**Written request:**
Note each line of the listing that contains the string "switch", and copy it.
◆ ◆ ◆ ◆ ◆
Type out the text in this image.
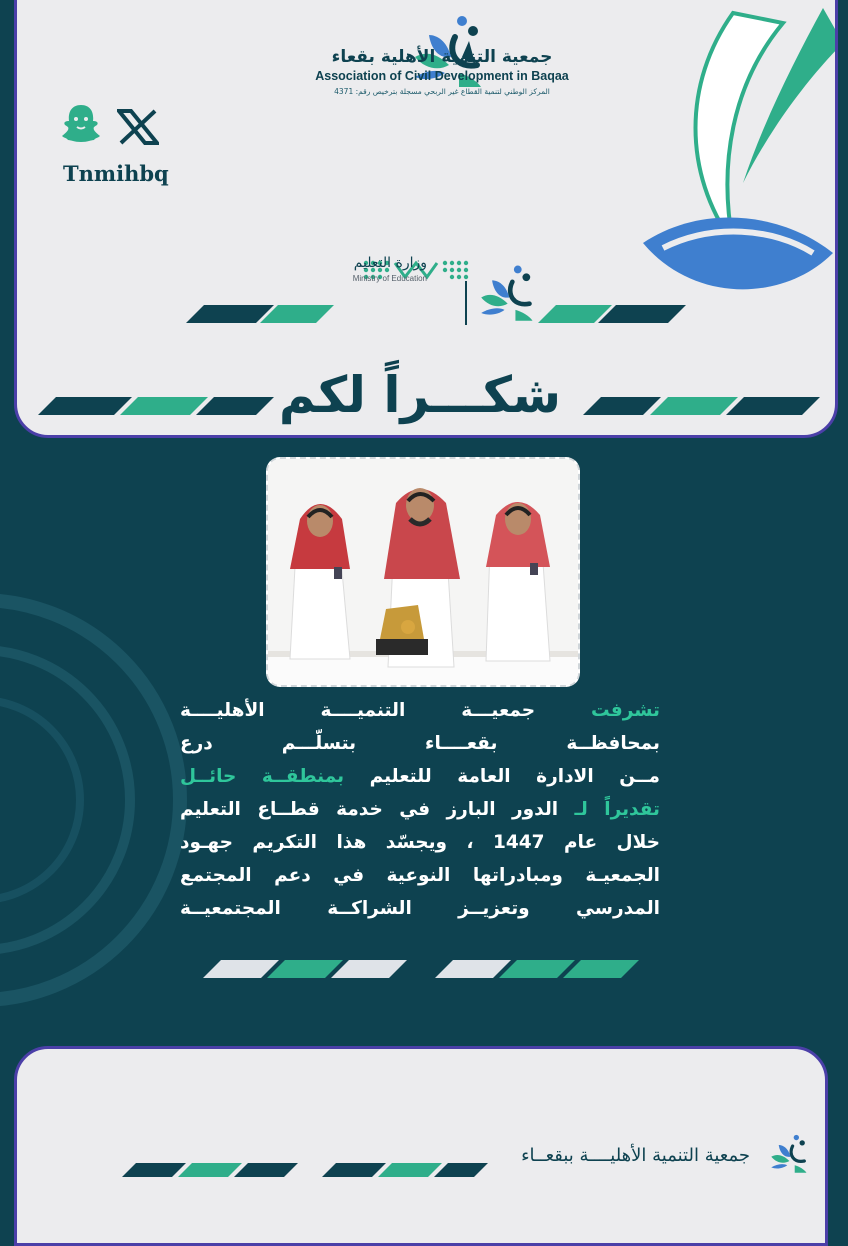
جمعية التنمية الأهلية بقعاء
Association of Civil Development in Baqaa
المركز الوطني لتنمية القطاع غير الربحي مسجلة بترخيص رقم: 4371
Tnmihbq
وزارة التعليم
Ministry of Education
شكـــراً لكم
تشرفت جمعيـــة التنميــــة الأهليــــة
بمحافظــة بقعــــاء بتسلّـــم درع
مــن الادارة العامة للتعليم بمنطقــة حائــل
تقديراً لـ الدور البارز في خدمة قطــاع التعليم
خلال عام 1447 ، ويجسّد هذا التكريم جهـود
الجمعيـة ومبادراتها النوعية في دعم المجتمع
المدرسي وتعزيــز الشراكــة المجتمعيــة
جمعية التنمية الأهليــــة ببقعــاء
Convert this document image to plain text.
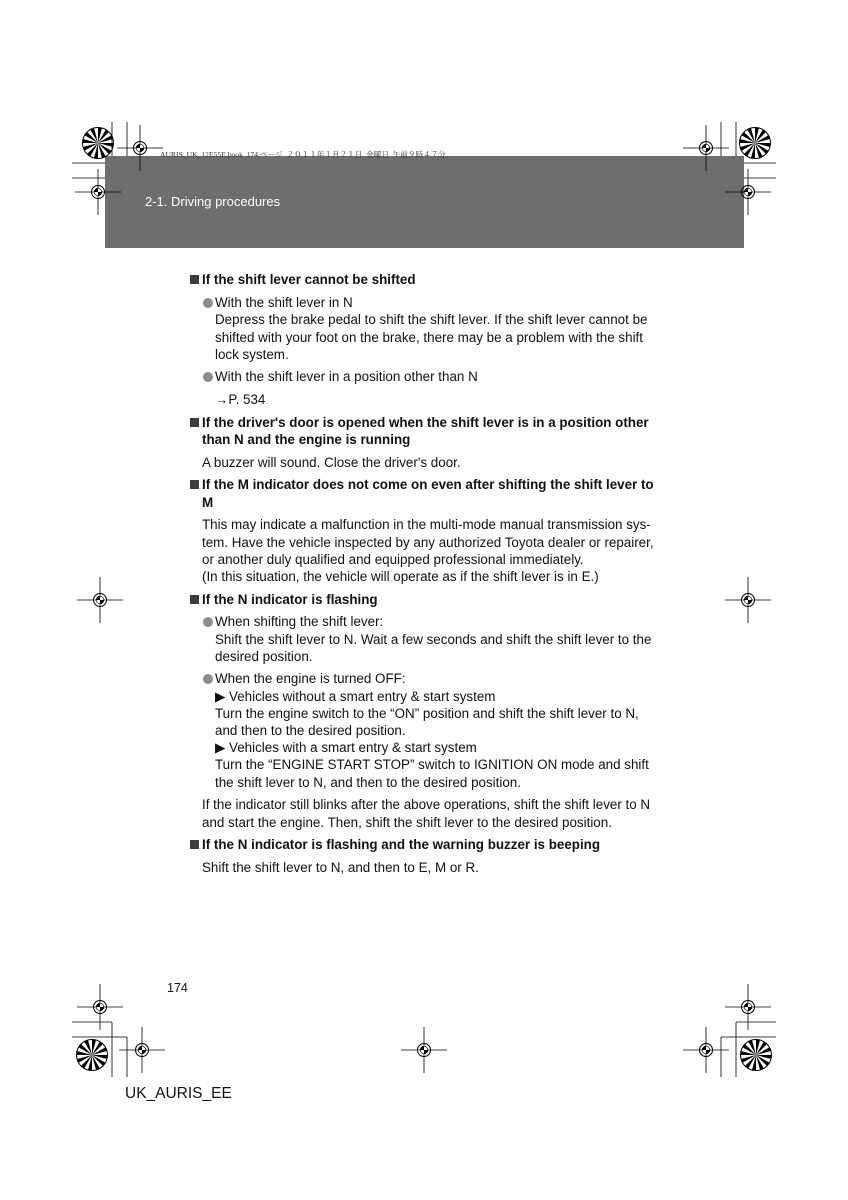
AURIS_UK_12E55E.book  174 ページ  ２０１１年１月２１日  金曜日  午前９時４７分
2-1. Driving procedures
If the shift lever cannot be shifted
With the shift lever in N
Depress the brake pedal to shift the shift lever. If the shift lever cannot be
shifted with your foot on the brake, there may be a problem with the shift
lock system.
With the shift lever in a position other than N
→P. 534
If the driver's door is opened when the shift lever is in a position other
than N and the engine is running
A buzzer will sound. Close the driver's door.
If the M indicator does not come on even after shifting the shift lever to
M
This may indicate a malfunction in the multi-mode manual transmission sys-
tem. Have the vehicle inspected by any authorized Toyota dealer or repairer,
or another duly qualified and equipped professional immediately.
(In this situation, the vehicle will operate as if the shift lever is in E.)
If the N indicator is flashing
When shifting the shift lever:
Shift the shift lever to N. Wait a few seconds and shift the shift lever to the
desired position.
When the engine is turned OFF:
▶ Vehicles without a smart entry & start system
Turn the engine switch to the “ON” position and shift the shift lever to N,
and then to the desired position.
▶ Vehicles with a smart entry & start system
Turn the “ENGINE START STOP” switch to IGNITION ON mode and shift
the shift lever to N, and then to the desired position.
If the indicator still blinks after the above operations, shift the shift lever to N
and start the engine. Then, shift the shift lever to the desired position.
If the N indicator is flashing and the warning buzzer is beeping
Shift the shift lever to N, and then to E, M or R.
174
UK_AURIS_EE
◆ ◆ ◆ ◆ ◆
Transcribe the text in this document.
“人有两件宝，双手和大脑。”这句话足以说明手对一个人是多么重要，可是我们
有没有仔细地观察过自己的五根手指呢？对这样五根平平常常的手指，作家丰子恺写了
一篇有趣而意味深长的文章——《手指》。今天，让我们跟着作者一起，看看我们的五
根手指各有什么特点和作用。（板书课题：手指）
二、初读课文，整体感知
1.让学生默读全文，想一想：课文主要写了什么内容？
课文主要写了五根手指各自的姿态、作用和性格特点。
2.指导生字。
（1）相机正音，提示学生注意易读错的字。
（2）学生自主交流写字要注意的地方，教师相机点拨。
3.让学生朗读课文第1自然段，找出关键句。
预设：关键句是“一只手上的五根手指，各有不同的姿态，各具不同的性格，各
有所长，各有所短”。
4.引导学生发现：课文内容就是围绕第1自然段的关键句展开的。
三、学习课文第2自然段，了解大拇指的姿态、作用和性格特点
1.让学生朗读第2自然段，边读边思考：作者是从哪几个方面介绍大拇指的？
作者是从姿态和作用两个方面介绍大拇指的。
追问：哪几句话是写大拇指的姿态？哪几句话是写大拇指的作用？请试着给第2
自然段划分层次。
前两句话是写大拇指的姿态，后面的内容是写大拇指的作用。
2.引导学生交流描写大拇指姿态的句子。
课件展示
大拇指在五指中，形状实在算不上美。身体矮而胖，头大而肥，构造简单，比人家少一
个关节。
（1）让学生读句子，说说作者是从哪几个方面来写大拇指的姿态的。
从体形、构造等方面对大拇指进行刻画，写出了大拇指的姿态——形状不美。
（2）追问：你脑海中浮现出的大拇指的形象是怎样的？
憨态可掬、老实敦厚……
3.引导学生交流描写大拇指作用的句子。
◆ ◆ ◆ ◆ ◆
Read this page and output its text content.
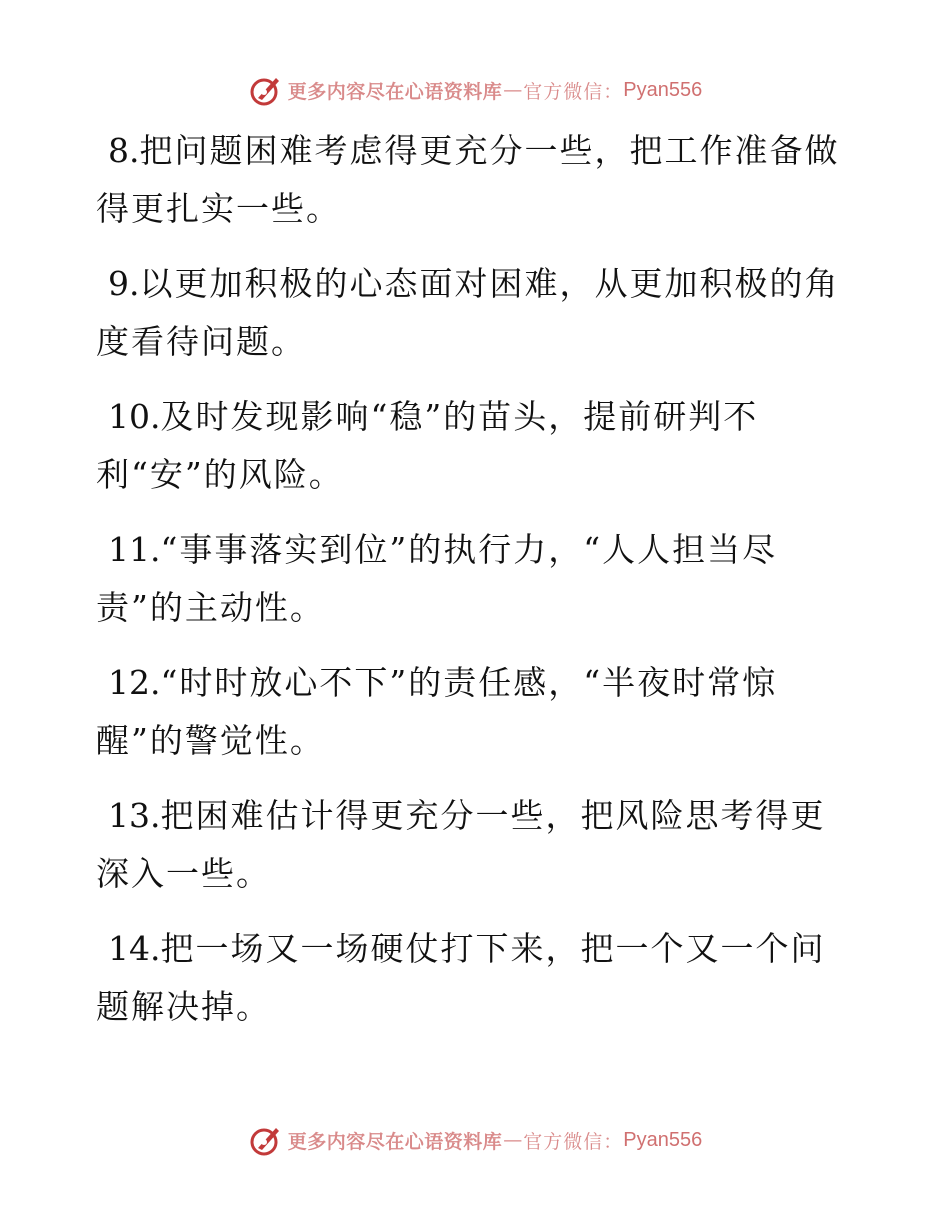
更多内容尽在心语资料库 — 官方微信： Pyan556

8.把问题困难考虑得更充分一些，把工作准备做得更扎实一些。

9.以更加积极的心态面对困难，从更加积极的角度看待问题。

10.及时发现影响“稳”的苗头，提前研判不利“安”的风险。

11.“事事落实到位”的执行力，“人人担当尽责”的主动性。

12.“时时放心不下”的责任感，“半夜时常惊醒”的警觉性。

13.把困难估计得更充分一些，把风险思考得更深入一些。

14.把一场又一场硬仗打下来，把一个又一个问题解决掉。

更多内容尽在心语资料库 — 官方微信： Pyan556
◆ ◆ ◆ ◆ ◆
**The reply:**
Turn the engine switch to the “ON” position and shift the shift lever to N,
Turn the “ENGINE START STOP” switch to IGNITION ON mode and shift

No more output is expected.